Render the material again word for word, skipping the pictures in it.

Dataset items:
-*-

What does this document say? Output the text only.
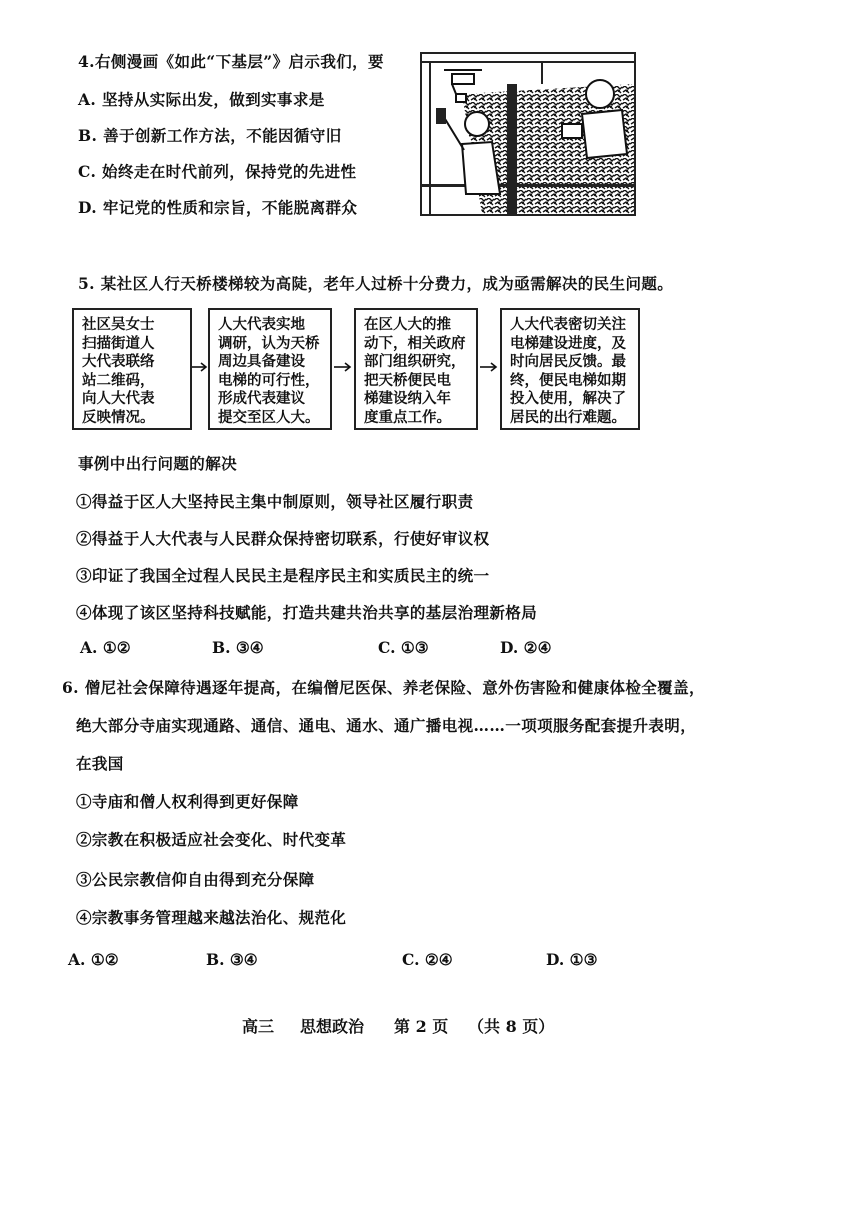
4.右侧漫画《如此“下基层”》启示我们，要
A. 坚持从实际出发，做到实事求是
B. 善于创新工作方法，不能因循守旧
C. 始终走在时代前列，保持党的先进性
D. 牢记党的性质和宗旨，不能脱离群众
5. 某社区人行天桥楼梯较为高陡，老年人过桥十分费力，成为亟需解决的民生问题。
社区吴女士
扫描街道人
大代表联络
站二维码，
向人大代表
反映情况。
人大代表实地
调研，认为天桥
周边具备建设
电梯的可行性，
形成代表建议
提交至区人大。
在区人大的推
动下，相关政府
部门组织研究，
把天桥便民电
梯建设纳入年
度重点工作。
人大代表密切关注
电梯建设进度，及
时向居民反馈。最
终，便民电梯如期
投入使用，解决了
居民的出行难题。
事例中出行问题的解决
①得益于区人大坚持民主集中制原则，领导社区履行职责
②得益于人大代表与人民群众保持密切联系，行使好审议权
③印证了我国全过程人民民主是程序民主和实质民主的统一
④体现了该区坚持科技赋能，打造共建共治共享的基层治理新格局
A. ①②	B. ③④	C. ①③	D. ②④
6. 僧尼社会保障待遇逐年提高，在编僧尼医保、养老保险、意外伤害险和健康体检全覆盖，
绝大部分寺庙实现通路、通信、通电、通水、通广播电视……一项项服务配套提升表明，
在我国
①寺庙和僧人权利得到更好保障
②宗教在积极适应社会变化、时代变革
③公民宗教信仰自由得到充分保障
④宗教事务管理越来越法治化、规范化
A. ①②	B. ③④	C. ②④	D. ①③
高三 思想政治 第 2 页 （共 8 页）
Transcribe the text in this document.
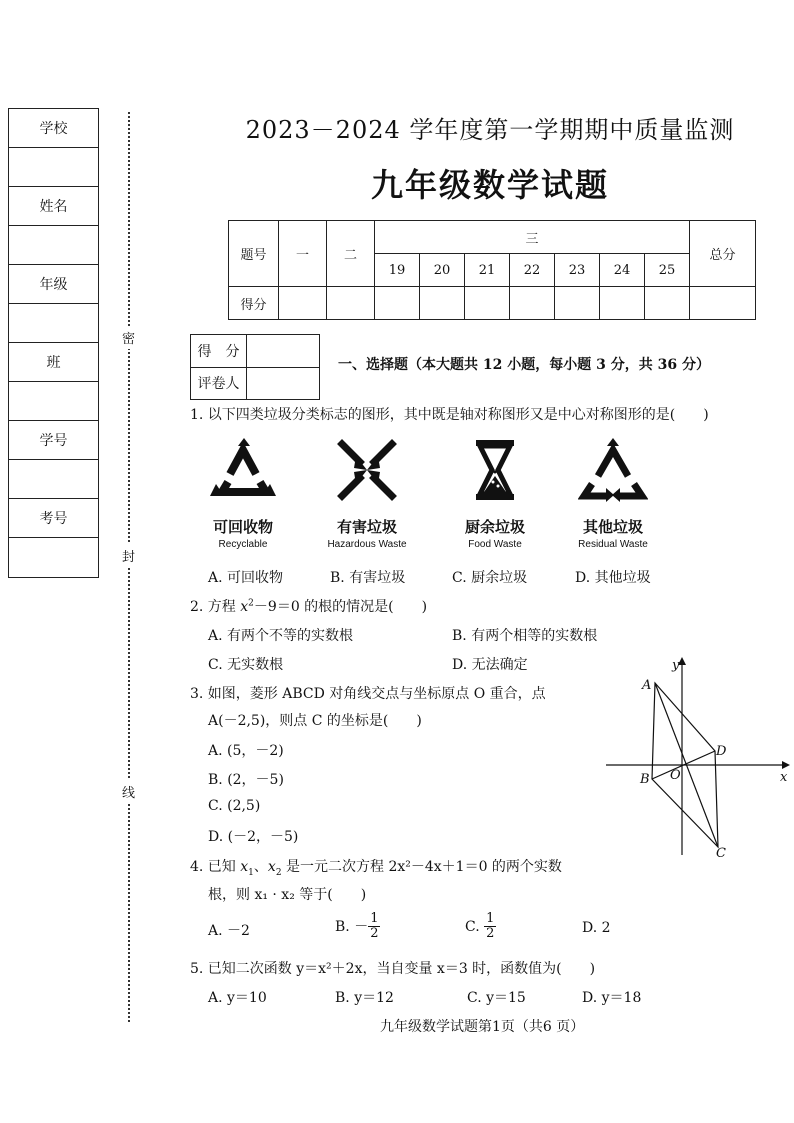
学校
姓名
年级
班
学号
考号
密
封
线
2023－2024 学年度第一学期期中质量监测
九年级数学试题
题号	一	二	三							总分
			19	20	21	22	23	24	25	
得分										
得　分	
评卷人	
一、选择题（本大题共 12 小题，每小题 3 分，共 36 分）
1. 以下四类垃圾分类标志的图形，其中既是轴对称图形又是中心对称图形的是(　　)
可回收物
Recyclable
有害垃圾
Hazardous Waste
厨余垃圾
Food Waste
其他垃圾
Residual Waste
A. 可回收物	B. 有害垃圾	C. 厨余垃圾	D. 其他垃圾
2. 方程 $x^2-9=0$ 的根的情况是(　　)
A. 有两个不等的实数根	B. 有两个相等的实数根
C. 无实数根	D. 无法确定
3. 如图，菱形 ABCD 对角线交点与坐标原点 O 重合，点
A(－2,5)，则点 C 的坐标是(　　)
A. (5，－2)
B. (2，－5)
C. (2,5)
D. (－2，－5)
y
x
A
B
C
D
O
4. 已知 $x_1$、$x_2$ 是一元二次方程 2x²－4x＋1＝0 的两个实数
根，则 x₁ · x₂ 等于(　　)
A. －2	B. － $\frac{1}{2}$	C. $\frac{1}{2}$	D. 2
5. 已知二次函数 y＝x²＋2x，当自变量 x＝3 时，函数值为(　　)
A. y＝10	B. y＝12	C. y＝15	D. y＝18
九年级数学试题第1页（共6 页）
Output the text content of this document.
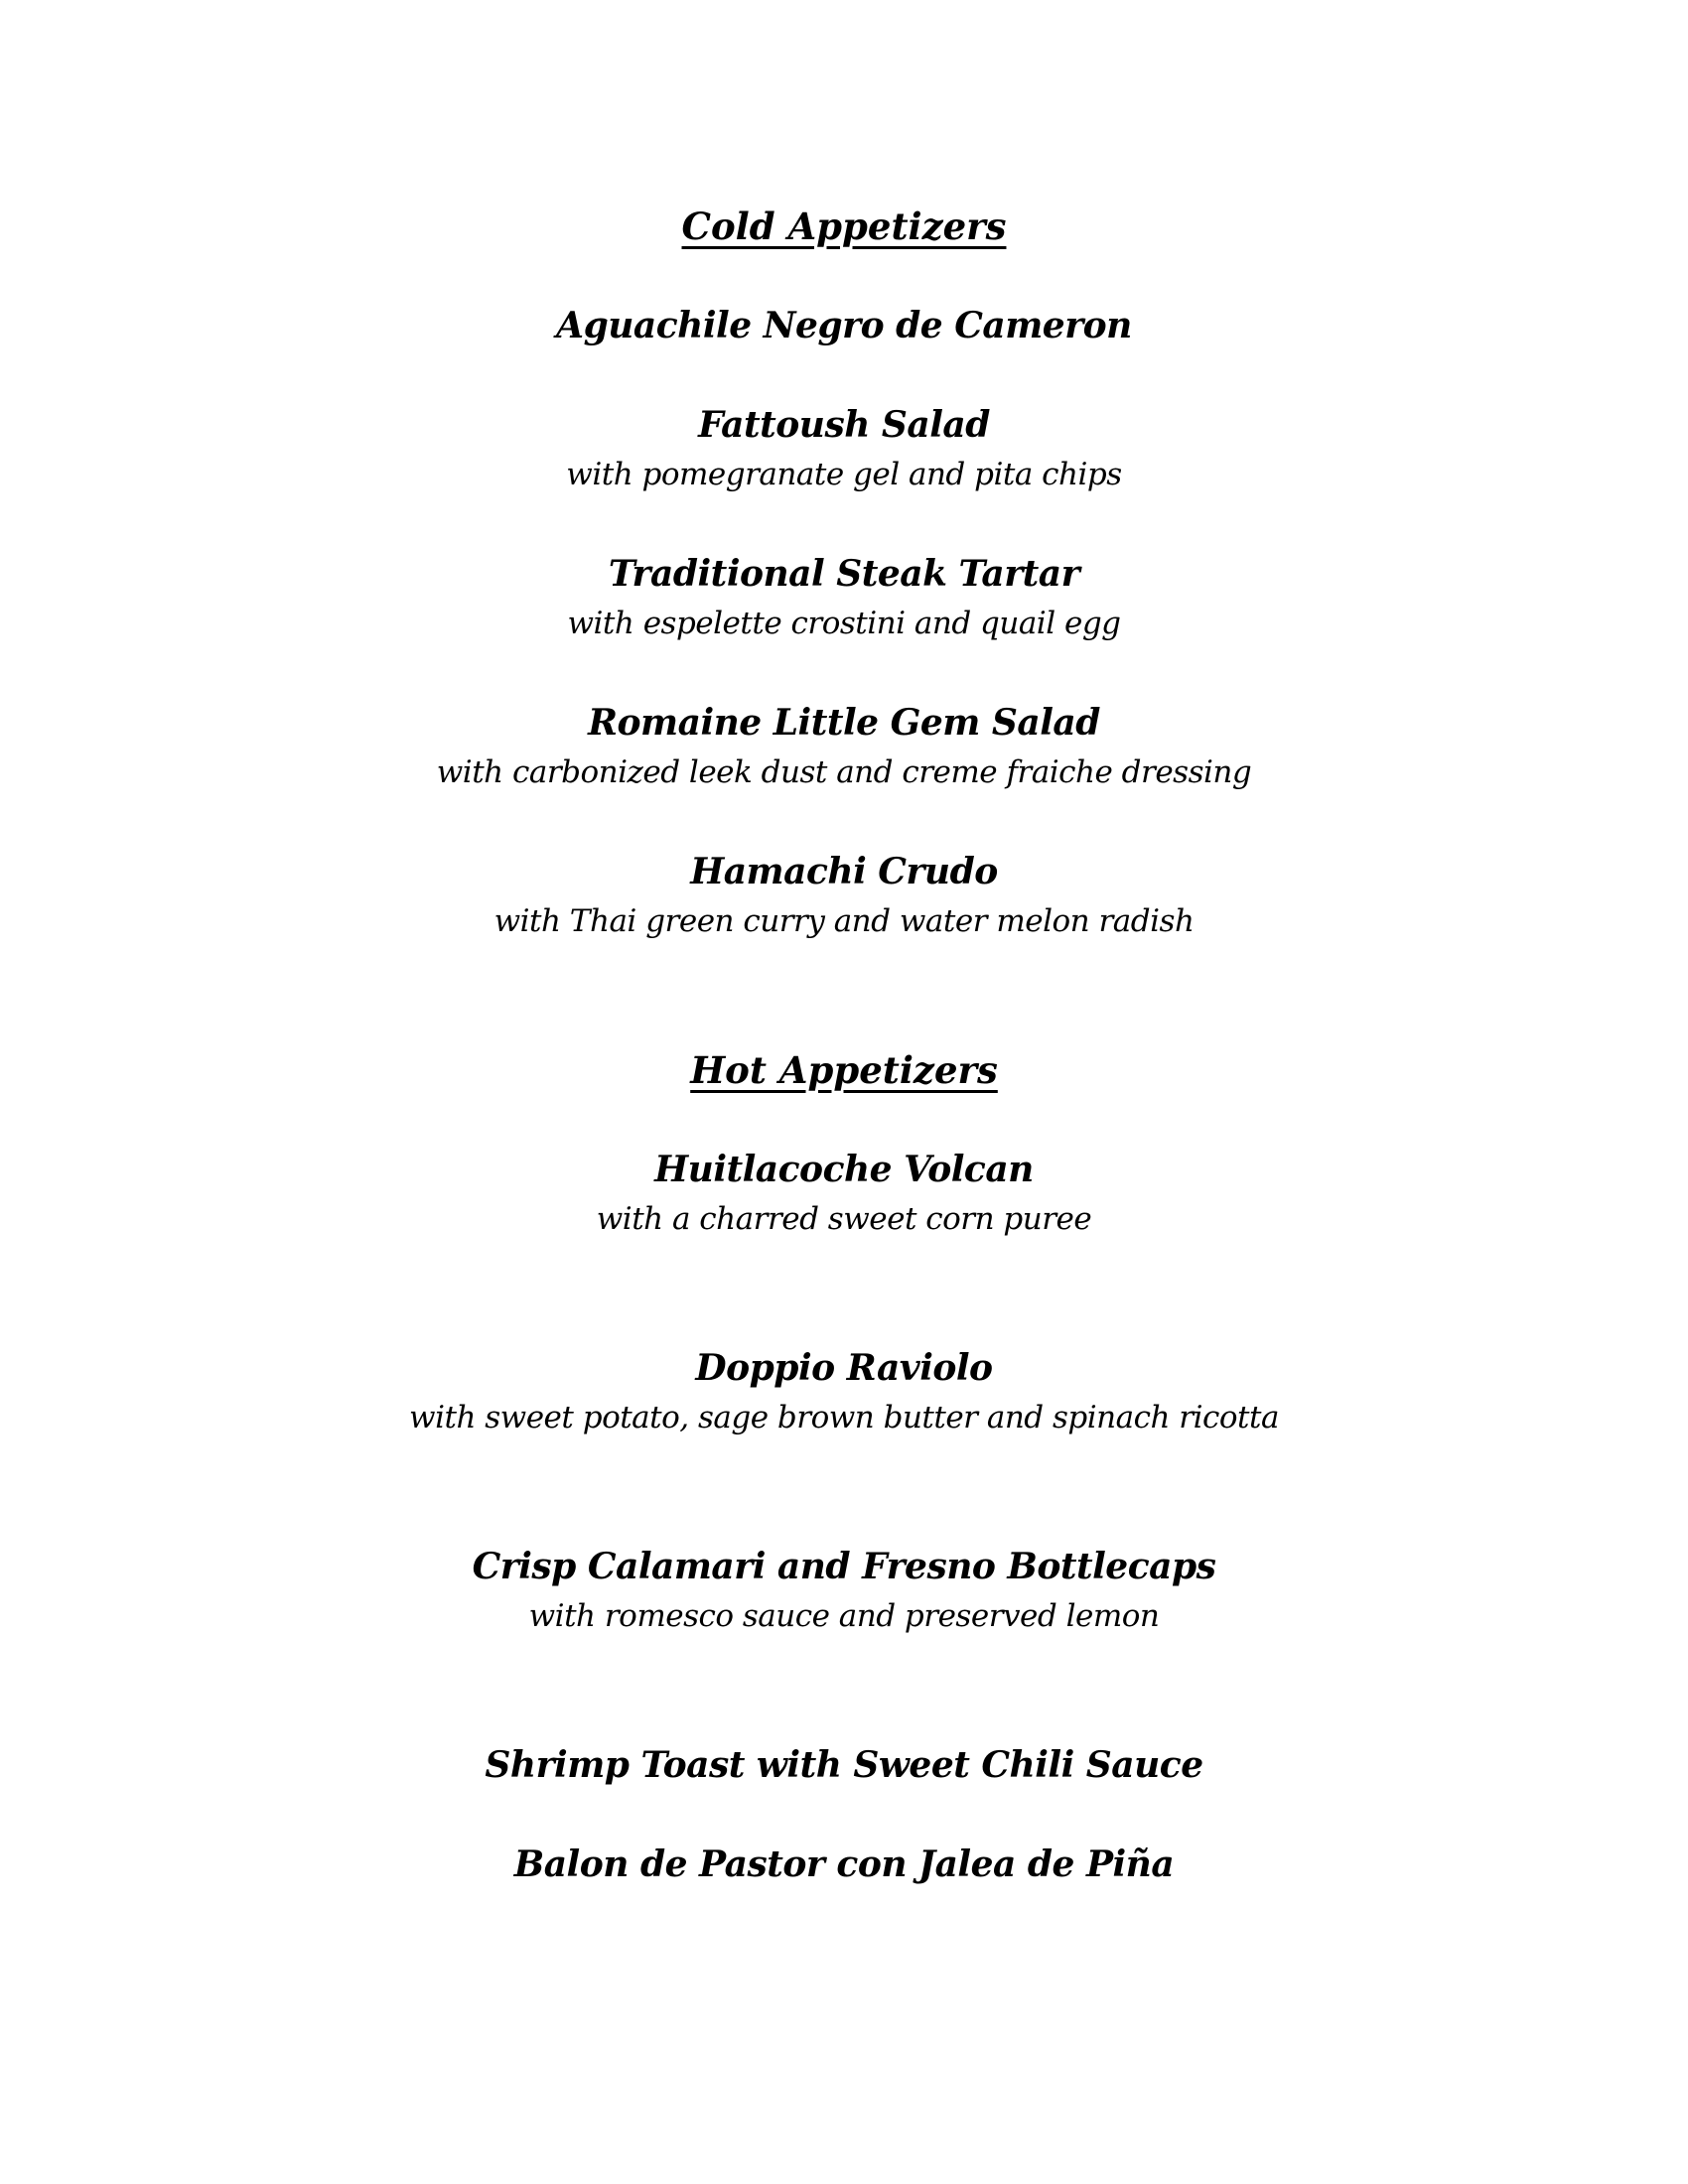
Cold Appetizers
Aguachile Negro de Cameron
Fattoush Salad
with pomegranate gel and pita chips
Traditional Steak Tartar
with espelette crostini and quail egg
Romaine Little Gem Salad
with carbonized leek dust and creme fraiche dressing
Hamachi Crudo
with Thai green curry and water melon radish
Hot Appetizers
Huitlacoche Volcan
with a charred sweet corn puree
Doppio Raviolo
with sweet potato, sage brown butter and spinach ricotta
Crisp Calamari and Fresno Bottlecaps
with romesco sauce and preserved lemon
Shrimp Toast with Sweet Chili Sauce
Balon de Pastor con Jalea de Piña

-*-

### SOLUTION TO THIS EXERCISE
What does this document say? Output the text only.
4.右侧漫画《如此“下基层”》启示我们，要
A. 坚持从实际出发，做到实事求是
B. 善于创新工作方法，不能因循守旧
C. 始终走在时代前列，保持党的先进性
D. 牢记党的性质和宗旨，不能脱离群众
5. 某社区人行天桥楼梯较为高陡，老年人过桥十分费力，成为亟需解决的民生问题。
社区吴女士
扫描街道人
大代表联络
站二维码，
向人大代表
反映情况。
人大代表实地
调研，认为天桥
周边具备建设
电梯的可行性，
形成代表建议
提交至区人大。
在区人大的推
动下，相关政府
部门组织研究，
把天桥便民电
梯建设纳入年
度重点工作。
人大代表密切关注
电梯建设进度，及
时向居民反馈。最
终，便民电梯如期
投入使用，解决了
居民的出行难题。
事例中出行问题的解决
①得益于区人大坚持民主集中制原则，领导社区履行职责
②得益于人大代表与人民群众保持密切联系，行使好审议权
③印证了我国全过程人民民主是程序民主和实质民主的统一
④体现了该区坚持科技赋能，打造共建共治共享的基层治理新格局
A. ①②	B. ③④	C. ①③	D. ②④
6. 僧尼社会保障待遇逐年提高，在编僧尼医保、养老保险、意外伤害险和健康体检全覆盖，
绝大部分寺庙实现通路、通信、通电、通水、通广播电视……一项项服务配套提升表明，
在我国
①寺庙和僧人权利得到更好保障
②宗教在积极适应社会变化、时代变革
③公民宗教信仰自由得到充分保障
④宗教事务管理越来越法治化、规范化
A. ①②	B. ③④	C. ②④	D. ①③
高三 思想政治 第 2 页 （共 8 页）
Transcribe the text in this document.
学校
姓名
年级
班
学号
考号
密
封
线
2023－2024 学年度第一学期期中质量监测
九年级数学试题
题号	一	二	三							总分
			19	20	21	22	23	24	25	
得分										
得　分	
评卷人	
一、选择题（本大题共 12 小题，每小题 3 分，共 36 分）
1. 以下四类垃圾分类标志的图形，其中既是轴对称图形又是中心对称图形的是(　　)
可回收物
Recyclable
有害垃圾
Hazardous Waste
厨余垃圾
Food Waste
其他垃圾
Residual Waste
A. 可回收物	B. 有害垃圾	C. 厨余垃圾	D. 其他垃圾
2. 方程 $x^2-9=0$ 的根的情况是(　　)
A. 有两个不等的实数根	B. 有两个相等的实数根
C. 无实数根	D. 无法确定
3. 如图，菱形 ABCD 对角线交点与坐标原点 O 重合，点
A(－2,5)，则点 C 的坐标是(　　)
A. (5，－2)
B. (2，－5)
C. (2,5)
D. (－2，－5)
y
x
A
B
C
D
O
4. 已知 $x_1$、$x_2$ 是一元二次方程 2x²－4x＋1＝0 的两个实数
根，则 x₁ · x₂ 等于(　　)
A. －2	B. － $\frac{1}{2}$	C. $\frac{1}{2}$	D. 2
5. 已知二次函数 y＝x²＋2x，当自变量 x＝3 时，函数值为(　　)
A. y＝10	B. y＝12	C. y＝15	D. y＝18
九年级数学试题第1页（共6 页）
Output the text content of this document.
Cold Appetizers
Aguachile Negro de Cameron
Fattoush Salad
with pomegranate gel and pita chips
Traditional Steak Tartar
with espelette crostini and quail egg
Romaine Little Gem Salad
with carbonized leek dust and creme fraiche dressing
Hamachi Crudo
with Thai green curry and water melon radish
Hot Appetizers
Huitlacoche Volcan
with a charred sweet corn puree
Doppio Raviolo
with sweet potato, sage brown butter and spinach ricotta
Crisp Calamari and Fresno Bottlecaps
with romesco sauce and preserved lemon
Shrimp Toast with Sweet Chili Sauce
Balon de Pastor con Jalea de Piña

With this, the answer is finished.